A block of data
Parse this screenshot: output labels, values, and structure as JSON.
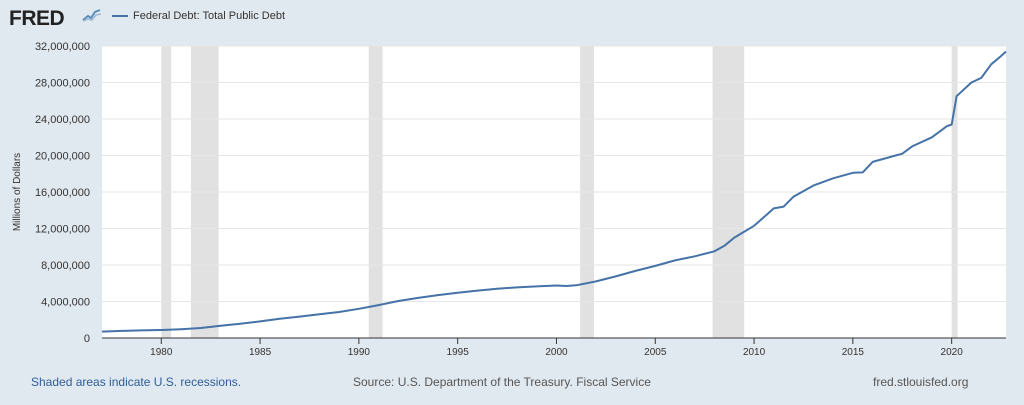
{
  "brand": {
    "logo_text": "FRED",
    "logo_icon": "fred-mini-graph-icon"
  },
  "colors": {
    "series": "#4572a7",
    "recession": "#e1e1e1",
    "background": "#e1e9f0",
    "link": "#2f5d96"
  },
  "footer": {
    "recession_note": "Shaded areas indicate U.S. recessions.",
    "source": "Source: U.S. Department of the Treasury. Fiscal Service",
    "site": "fred.stlouisfed.org"
  },
  "chart_data": {
    "type": "line",
    "title": "",
    "xlabel": "",
    "ylabel": "Millions of Dollars",
    "xlim": [
      1977.0,
      2022.75
    ],
    "ylim": [
      0,
      32000000
    ],
    "yticks": [
      0,
      4000000,
      8000000,
      12000000,
      16000000,
      20000000,
      24000000,
      28000000,
      32000000
    ],
    "ytick_labels": [
      "0",
      "4,000,000",
      "8,000,000",
      "12,000,000",
      "16,000,000",
      "20,000,000",
      "24,000,000",
      "28,000,000",
      "32,000,000"
    ],
    "xticks": [
      1980,
      1985,
      1990,
      1995,
      2000,
      2005,
      2010,
      2015,
      2020
    ],
    "xtick_labels": [
      "1980",
      "1985",
      "1990",
      "1995",
      "2000",
      "2005",
      "2010",
      "2015",
      "2020"
    ],
    "grid": true,
    "legend": "top-left",
    "recessions": [
      [
        1980.0,
        1980.5
      ],
      [
        1981.5,
        1982.9
      ],
      [
        1990.5,
        1991.2
      ],
      [
        2001.2,
        2001.9
      ],
      [
        2007.9,
        2009.5
      ],
      [
        2020.0,
        2020.3
      ]
    ],
    "series": [
      {
        "name": "Federal Debt: Total Public Debt",
        "points": [
          [
            1977.0,
            700000
          ],
          [
            1978.0,
            780000
          ],
          [
            1979.0,
            830000
          ],
          [
            1980.0,
            880000
          ],
          [
            1981.0,
            960000
          ],
          [
            1982.0,
            1100000
          ],
          [
            1983.0,
            1350000
          ],
          [
            1984.0,
            1570000
          ],
          [
            1985.0,
            1820000
          ],
          [
            1986.0,
            2120000
          ],
          [
            1987.0,
            2350000
          ],
          [
            1988.0,
            2600000
          ],
          [
            1989.0,
            2850000
          ],
          [
            1990.0,
            3200000
          ],
          [
            1991.0,
            3600000
          ],
          [
            1992.0,
            4050000
          ],
          [
            1993.0,
            4400000
          ],
          [
            1994.0,
            4700000
          ],
          [
            1995.0,
            4950000
          ],
          [
            1996.0,
            5200000
          ],
          [
            1997.0,
            5400000
          ],
          [
            1998.0,
            5550000
          ],
          [
            1999.0,
            5650000
          ],
          [
            2000.0,
            5750000
          ],
          [
            2000.5,
            5700000
          ],
          [
            2001.0,
            5770000
          ],
          [
            2002.0,
            6200000
          ],
          [
            2003.0,
            6750000
          ],
          [
            2004.0,
            7350000
          ],
          [
            2005.0,
            7900000
          ],
          [
            2006.0,
            8500000
          ],
          [
            2007.0,
            8950000
          ],
          [
            2008.0,
            9500000
          ],
          [
            2008.5,
            10100000
          ],
          [
            2009.0,
            11000000
          ],
          [
            2010.0,
            12300000
          ],
          [
            2011.0,
            14200000
          ],
          [
            2011.5,
            14400000
          ],
          [
            2012.0,
            15500000
          ],
          [
            2013.0,
            16700000
          ],
          [
            2014.0,
            17500000
          ],
          [
            2015.0,
            18100000
          ],
          [
            2015.5,
            18150000
          ],
          [
            2016.0,
            19300000
          ],
          [
            2017.0,
            19900000
          ],
          [
            2017.5,
            20200000
          ],
          [
            2018.0,
            21000000
          ],
          [
            2019.0,
            22000000
          ],
          [
            2019.75,
            23200000
          ],
          [
            2020.0,
            23400000
          ],
          [
            2020.25,
            26500000
          ],
          [
            2021.0,
            28000000
          ],
          [
            2021.5,
            28500000
          ],
          [
            2022.0,
            30000000
          ],
          [
            2022.5,
            30900000
          ],
          [
            2022.75,
            31400000
          ]
        ]
      }
    ]
  }
}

_Required task_
Compute how many lines include the string "recessions", then give that number by itself.

_Correct result_
2